● **Excerpt provided**:

^^^^^^^^

# Large or Small ?



## sonata31 (Jun 2, 2006)

My Yamaha RX-V2500 is configured like this :
Front : large
Center : large
Surround : large
Surround back : large
Sub : none

The bass are send to front

My sub is connected with the front via a DCX2496

Is this a good choice for center, surround and surround back ?


----------



## brucek (Apr 11, 2006)

*Re: LARGE or SMALL ?*



> Is the good choice for center, surround and surround back ?


Best to turn on the sub output (you have it set to none- use SWFR) and set all your speakers to small so the lower frequencies will be sent to the subwoofer.

brucek


----------



## sonata31 (Jun 2, 2006)

*Re: LARGE or SMALL ?*



brucek said:


> Best to turn on the sub output (you have it set to none- use SWFR) and set all your speakers to small so the lower frequencies will be sent to the subwoofer.
> 
> brucek


My connections are :

Ampli Yam (used like pre-ampli) --> DCX2496 --> DEQ2496 --> Ampli --> Front
|------------------------|------------|--------------------> DEQ2496 --------------> Sub
|------------------------|---------------------------------> DEQ2496 --> Ampli --> Centre
|------------------------|---------------------------------> DEQ2496 --> Ampli --> Surrounds
|--------------------------------------------------------------------------------> Surrounds back

This for use my sub in Hi-Fi (mode stereo pure direct on the Yam)


----------



## brucek (Apr 11, 2006)

^^^^^^^^

● **Provided information**:
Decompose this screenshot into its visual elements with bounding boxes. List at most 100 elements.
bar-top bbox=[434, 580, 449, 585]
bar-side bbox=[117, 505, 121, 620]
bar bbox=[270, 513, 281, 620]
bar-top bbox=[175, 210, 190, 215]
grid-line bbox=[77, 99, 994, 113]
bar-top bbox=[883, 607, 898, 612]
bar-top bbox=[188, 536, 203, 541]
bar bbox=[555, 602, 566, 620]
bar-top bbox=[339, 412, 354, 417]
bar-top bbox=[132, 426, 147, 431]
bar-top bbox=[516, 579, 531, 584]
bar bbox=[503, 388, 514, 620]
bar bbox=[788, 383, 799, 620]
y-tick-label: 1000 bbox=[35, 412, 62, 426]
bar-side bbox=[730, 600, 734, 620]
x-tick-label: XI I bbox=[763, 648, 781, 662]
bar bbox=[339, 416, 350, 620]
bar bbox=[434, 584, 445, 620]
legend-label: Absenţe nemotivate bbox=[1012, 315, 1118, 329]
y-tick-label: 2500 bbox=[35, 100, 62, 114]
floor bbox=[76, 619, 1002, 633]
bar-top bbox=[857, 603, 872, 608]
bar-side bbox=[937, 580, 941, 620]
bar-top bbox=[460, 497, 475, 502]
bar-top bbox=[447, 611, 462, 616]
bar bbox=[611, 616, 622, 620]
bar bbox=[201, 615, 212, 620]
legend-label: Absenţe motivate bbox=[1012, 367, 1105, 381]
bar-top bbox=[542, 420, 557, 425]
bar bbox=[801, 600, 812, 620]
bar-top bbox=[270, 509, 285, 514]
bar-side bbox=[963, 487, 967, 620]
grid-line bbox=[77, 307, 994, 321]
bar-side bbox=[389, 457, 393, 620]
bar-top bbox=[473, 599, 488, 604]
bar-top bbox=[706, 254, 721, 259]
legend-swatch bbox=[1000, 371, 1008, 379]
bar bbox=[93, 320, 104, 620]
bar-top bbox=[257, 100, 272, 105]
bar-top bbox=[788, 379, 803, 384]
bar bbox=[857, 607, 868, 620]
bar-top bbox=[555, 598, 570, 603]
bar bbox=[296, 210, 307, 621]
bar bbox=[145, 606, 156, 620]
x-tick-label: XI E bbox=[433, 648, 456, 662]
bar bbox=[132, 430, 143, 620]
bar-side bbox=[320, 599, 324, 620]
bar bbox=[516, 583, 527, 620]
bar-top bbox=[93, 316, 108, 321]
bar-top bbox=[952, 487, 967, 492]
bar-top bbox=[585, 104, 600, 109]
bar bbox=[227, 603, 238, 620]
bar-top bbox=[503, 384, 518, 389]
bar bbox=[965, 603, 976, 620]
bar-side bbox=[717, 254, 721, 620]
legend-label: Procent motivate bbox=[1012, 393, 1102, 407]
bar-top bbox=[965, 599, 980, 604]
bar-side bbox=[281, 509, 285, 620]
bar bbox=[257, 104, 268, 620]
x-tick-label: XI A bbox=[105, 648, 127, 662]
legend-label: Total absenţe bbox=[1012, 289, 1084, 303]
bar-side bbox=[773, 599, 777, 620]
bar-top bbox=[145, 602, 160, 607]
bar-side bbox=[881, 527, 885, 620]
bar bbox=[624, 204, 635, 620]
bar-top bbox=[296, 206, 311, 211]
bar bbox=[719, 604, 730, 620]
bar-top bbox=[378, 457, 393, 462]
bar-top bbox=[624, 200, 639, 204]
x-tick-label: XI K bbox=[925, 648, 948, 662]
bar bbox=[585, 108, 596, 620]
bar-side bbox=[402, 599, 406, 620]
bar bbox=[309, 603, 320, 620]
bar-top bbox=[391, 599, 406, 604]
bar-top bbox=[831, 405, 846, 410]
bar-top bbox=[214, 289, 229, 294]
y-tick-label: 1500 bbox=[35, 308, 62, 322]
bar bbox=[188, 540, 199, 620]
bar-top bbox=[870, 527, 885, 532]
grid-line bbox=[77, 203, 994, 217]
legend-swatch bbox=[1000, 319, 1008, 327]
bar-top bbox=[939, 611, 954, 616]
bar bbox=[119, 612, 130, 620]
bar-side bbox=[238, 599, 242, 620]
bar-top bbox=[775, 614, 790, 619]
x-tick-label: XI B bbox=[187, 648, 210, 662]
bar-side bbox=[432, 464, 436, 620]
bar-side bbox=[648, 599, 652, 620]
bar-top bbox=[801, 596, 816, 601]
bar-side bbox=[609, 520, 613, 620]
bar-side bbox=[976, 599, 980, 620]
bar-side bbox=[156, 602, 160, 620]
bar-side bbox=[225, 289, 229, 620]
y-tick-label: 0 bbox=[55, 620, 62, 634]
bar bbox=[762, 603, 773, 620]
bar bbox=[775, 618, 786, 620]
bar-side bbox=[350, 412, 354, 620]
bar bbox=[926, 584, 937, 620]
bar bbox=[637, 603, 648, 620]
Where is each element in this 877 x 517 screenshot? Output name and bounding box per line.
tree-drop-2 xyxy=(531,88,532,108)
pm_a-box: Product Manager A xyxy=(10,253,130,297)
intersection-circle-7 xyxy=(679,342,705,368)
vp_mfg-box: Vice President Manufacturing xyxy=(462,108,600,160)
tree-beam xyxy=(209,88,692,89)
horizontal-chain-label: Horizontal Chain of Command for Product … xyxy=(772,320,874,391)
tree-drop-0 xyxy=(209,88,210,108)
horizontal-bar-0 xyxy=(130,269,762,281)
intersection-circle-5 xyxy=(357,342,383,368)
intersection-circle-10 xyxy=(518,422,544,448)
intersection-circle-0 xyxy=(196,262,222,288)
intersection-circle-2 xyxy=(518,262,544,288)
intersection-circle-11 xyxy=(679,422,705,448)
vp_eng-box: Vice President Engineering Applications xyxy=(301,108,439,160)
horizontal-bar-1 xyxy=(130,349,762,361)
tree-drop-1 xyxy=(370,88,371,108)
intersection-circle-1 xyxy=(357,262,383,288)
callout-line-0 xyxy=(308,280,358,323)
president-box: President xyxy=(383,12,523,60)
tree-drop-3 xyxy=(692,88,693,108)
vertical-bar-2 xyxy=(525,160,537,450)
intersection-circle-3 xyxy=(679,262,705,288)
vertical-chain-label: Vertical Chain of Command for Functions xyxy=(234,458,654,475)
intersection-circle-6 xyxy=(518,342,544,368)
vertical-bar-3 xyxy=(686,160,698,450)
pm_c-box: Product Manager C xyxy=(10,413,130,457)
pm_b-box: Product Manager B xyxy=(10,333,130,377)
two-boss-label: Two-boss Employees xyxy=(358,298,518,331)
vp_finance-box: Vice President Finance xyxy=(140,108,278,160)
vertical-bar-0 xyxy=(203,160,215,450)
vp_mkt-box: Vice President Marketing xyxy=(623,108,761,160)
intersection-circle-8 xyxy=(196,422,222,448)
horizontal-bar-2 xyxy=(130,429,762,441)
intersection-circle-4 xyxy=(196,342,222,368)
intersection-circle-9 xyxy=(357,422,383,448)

^^^^^^^^

● **Parts of the exercise**:
a) Translate this sentence from the speaker-settings thread into Spanish: "Best to turn on the sub output (you have it set to none- use SWFR) and set all your speakers to small so the lower frequencies will be sent to the subwoofer."
b) Write the next part of the speaker-settings thread, picking up from its final line.
The lines have nothing to do with the speaker-settings thread.

● **Responses for each task**:
a) Lo mejor es activar la salida del subwoofer (la tienes configurada en none; usa SWFR) y configurar todos tus altavoces en small para que las frecuencias más bajas se envíen al subwoofer.

b)
*Re: LARGE or SMALL ?*

I'm not sure I understand your question, but I can comment.

You are using a DCX bass management system presumably because you don't like the bass management provided by the Yamaha receiver? The Yamaha is likely a fixed crossover at 90Hz, so it's not hard to imagine why you don't like it.

I don't personally see the need for the DEQ with any speaker other than the subwoofer. Equalization on mains, surrounds etc doesn't gain you much. Any equalization for those speakers should be carried out with room treatment. The best the DEQ can do there is add noise. If you're looking for the best possible mains direct pure signal, then don't insert a device like the DEQ into the chain. Its best service would be for the sub alone to remove room resonance.

Why not set all your speakers to small except the mains (large) and set the LFE/SUB to Main. That way all bass would be redirected to the main signal, which you then bass manage with the DCX. I would only use the DEQ on the sub...

brucek


----------



## sonata31 (Jun 2, 2006)

*Re: LARGE or SMALL ?*



brucek said:


> I'm not sure I understand your question, but I can comment.
> 
> You are using a DCX bass management system presumably because you don't like the bass management provided by the Yamaha receiver? The Yamaha is likely a fixed crossover at 90Hz, so it's not hard to imagine why you don't like it.


I can choose the fixed crossover between 40Hz and 200Hz, but I do not use in my configuration



> I don't personally see the need for the DEQ with any speaker other than the subwoofer. Equalization on mains, surrounds etc doesn't gain you much. Any equalization for those speakers should be carried out with room treatment. The best the DEQ can do there is add noise. If you're looking for the best possible mains direct pure signal, then don't insert a device like the DEQ into the chain. Its best service would be for the sub alone to remove room resonance.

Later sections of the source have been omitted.